» Stated exercise: Which lines contain the word "Polygons"? Return each of them as written.

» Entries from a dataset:
_ _ _ _

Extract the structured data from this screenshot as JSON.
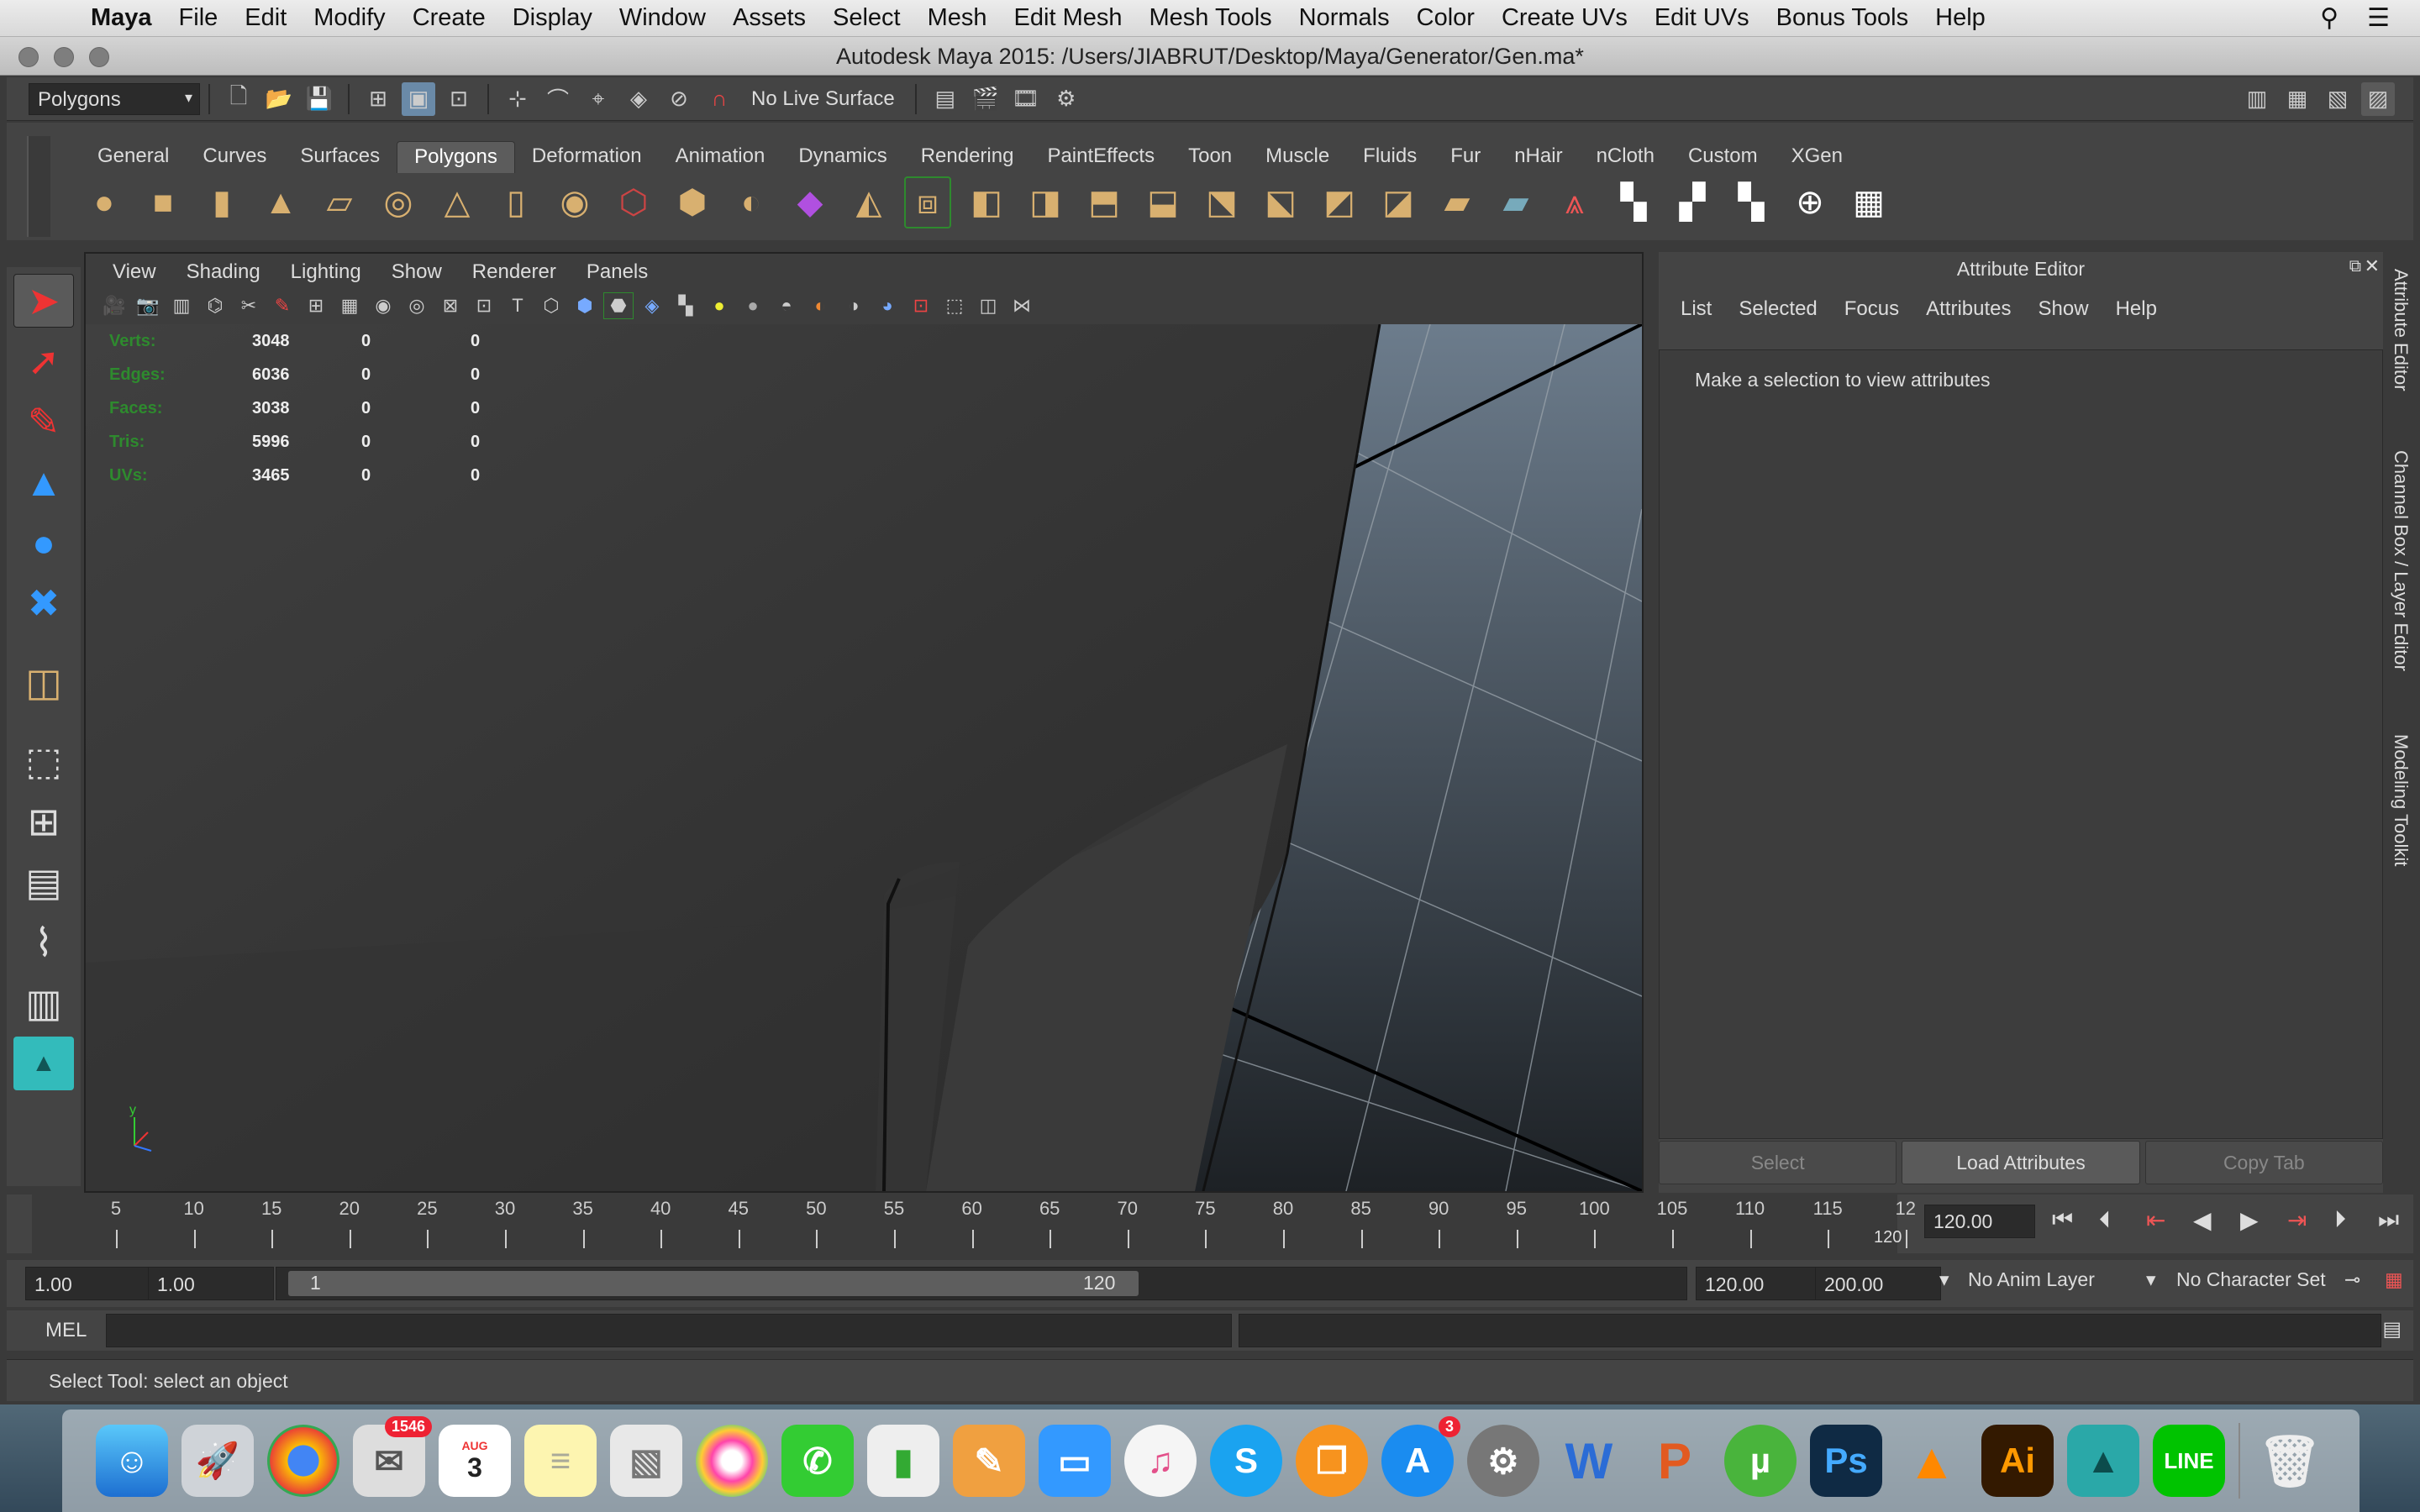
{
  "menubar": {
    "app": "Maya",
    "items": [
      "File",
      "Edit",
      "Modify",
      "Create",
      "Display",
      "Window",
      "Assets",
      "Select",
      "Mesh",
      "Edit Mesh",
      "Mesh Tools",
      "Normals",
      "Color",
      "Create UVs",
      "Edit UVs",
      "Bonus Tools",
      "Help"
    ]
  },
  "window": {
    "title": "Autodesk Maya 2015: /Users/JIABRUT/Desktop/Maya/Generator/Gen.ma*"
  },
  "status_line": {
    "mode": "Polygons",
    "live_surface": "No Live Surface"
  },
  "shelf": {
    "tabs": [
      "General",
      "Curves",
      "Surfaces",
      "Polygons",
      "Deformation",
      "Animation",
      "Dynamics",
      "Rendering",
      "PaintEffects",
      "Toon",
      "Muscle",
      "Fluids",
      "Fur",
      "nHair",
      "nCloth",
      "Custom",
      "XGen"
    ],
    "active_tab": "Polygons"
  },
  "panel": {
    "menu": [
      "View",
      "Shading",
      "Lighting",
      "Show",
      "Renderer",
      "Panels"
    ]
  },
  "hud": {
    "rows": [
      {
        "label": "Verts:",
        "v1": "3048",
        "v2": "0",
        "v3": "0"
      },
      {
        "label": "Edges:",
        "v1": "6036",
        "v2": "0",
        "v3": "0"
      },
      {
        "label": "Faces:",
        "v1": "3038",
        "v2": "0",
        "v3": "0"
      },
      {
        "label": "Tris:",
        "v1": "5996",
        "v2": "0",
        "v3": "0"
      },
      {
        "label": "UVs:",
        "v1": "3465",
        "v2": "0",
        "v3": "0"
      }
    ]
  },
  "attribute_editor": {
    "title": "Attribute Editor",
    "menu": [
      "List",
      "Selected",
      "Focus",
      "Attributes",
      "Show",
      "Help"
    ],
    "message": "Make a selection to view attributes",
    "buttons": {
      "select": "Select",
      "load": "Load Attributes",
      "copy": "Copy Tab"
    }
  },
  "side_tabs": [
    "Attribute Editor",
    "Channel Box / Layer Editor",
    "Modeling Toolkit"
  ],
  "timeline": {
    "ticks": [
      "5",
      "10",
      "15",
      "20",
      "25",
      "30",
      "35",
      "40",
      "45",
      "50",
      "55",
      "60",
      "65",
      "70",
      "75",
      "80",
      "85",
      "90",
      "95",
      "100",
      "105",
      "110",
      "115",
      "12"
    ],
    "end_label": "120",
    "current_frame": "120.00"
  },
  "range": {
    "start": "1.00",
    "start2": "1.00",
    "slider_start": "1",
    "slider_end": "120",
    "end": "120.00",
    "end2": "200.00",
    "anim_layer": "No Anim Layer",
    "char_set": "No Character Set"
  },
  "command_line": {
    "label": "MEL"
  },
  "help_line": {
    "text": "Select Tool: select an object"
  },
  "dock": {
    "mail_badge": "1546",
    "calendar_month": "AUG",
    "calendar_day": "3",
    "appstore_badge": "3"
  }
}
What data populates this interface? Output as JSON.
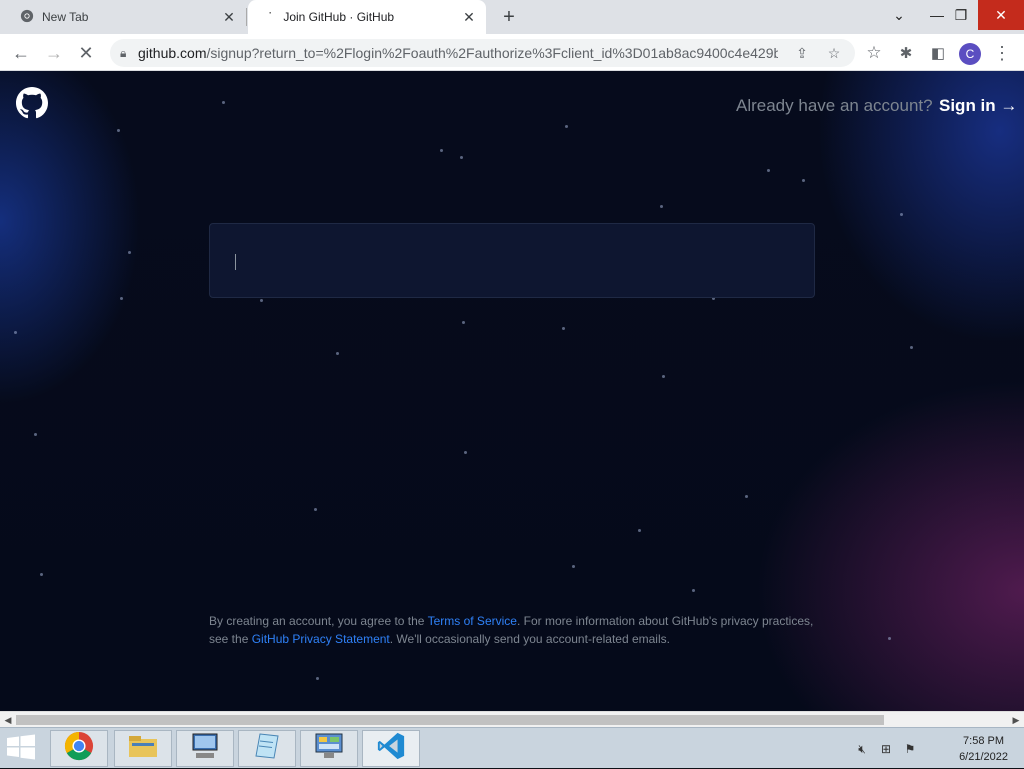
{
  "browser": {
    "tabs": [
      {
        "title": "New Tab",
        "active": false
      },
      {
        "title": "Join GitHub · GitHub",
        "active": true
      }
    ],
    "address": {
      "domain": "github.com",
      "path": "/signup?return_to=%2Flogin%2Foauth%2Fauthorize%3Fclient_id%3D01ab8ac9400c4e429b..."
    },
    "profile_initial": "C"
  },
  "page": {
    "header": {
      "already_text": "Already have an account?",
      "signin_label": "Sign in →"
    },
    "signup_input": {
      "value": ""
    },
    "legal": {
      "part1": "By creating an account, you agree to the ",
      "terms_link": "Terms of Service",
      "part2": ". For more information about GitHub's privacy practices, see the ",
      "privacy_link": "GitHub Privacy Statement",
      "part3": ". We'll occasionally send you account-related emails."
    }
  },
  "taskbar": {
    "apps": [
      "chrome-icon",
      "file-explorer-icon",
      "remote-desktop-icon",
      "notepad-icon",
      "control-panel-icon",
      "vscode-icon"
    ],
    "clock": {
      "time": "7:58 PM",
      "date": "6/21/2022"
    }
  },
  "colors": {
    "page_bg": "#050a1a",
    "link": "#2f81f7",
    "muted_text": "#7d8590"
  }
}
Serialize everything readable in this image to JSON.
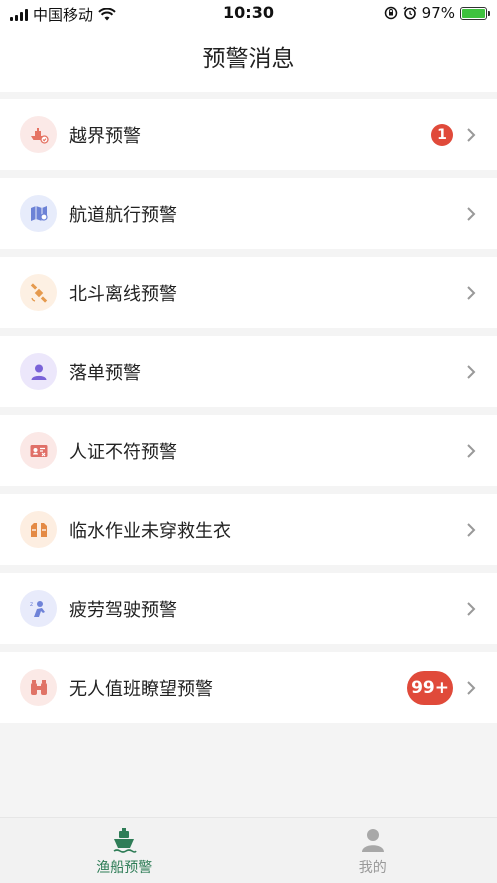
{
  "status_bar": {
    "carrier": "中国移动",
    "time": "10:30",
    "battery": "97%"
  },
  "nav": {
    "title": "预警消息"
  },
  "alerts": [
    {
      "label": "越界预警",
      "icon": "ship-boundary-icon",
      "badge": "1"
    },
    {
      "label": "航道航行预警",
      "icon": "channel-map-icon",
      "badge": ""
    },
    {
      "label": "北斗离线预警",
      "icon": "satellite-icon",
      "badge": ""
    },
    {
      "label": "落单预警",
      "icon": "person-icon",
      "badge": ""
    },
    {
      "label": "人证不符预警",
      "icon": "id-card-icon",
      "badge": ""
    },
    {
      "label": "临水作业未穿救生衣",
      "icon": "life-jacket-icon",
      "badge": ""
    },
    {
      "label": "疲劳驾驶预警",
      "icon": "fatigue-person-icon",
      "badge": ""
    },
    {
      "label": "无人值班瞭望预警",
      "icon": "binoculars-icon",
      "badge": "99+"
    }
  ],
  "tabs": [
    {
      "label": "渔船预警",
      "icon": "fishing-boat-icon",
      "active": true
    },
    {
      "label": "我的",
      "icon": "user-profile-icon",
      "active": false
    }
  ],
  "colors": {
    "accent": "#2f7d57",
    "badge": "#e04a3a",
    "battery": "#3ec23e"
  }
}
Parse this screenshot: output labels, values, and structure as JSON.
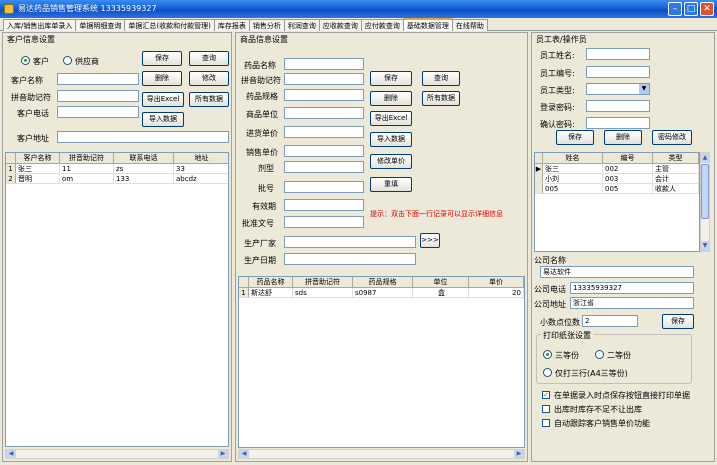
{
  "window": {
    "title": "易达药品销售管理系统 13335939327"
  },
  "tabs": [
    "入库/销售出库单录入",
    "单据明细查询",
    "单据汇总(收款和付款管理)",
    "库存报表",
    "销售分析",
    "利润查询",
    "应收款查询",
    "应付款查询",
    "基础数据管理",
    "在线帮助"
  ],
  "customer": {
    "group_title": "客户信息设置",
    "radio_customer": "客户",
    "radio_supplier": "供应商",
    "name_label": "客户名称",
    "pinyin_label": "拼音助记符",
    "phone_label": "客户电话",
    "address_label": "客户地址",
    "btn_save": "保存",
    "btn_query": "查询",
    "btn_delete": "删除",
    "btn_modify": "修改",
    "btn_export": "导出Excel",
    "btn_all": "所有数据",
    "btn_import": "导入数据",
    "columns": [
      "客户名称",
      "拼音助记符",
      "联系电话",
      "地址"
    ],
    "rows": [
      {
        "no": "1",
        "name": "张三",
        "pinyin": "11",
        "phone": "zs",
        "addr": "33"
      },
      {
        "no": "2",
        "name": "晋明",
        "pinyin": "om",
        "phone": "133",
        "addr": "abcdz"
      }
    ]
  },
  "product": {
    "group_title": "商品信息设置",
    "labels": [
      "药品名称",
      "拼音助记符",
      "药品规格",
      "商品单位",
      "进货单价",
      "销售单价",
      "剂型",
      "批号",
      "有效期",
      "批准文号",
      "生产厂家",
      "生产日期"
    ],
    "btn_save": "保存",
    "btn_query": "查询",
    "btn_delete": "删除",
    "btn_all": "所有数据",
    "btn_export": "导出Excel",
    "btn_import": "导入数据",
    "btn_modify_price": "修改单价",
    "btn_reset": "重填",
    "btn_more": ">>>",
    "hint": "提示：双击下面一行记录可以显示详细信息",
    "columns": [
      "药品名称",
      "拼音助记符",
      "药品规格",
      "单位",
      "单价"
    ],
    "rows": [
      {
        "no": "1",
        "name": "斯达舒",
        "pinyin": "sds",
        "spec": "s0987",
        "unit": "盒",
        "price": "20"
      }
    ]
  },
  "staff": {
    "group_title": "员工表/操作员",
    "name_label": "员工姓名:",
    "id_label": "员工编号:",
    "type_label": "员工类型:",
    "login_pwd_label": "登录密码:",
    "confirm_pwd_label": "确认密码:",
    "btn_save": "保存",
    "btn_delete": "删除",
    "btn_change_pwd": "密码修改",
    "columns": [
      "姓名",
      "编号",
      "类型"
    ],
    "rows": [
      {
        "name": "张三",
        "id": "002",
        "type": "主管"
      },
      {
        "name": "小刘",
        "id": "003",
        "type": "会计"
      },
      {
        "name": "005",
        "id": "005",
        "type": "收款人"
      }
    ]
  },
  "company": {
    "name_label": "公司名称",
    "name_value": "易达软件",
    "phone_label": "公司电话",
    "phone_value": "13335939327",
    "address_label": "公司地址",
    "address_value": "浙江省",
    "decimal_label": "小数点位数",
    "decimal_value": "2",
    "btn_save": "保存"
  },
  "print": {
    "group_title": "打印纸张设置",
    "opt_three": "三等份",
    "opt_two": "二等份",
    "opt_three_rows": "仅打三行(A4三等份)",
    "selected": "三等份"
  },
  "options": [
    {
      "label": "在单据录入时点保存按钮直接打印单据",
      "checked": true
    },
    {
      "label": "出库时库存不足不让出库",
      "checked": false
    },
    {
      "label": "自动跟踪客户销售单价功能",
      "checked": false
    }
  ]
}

_ _ _ _

» The reply:
    "mode": "Polygons",
      "Polygons",
    "active_tab": "Polygons"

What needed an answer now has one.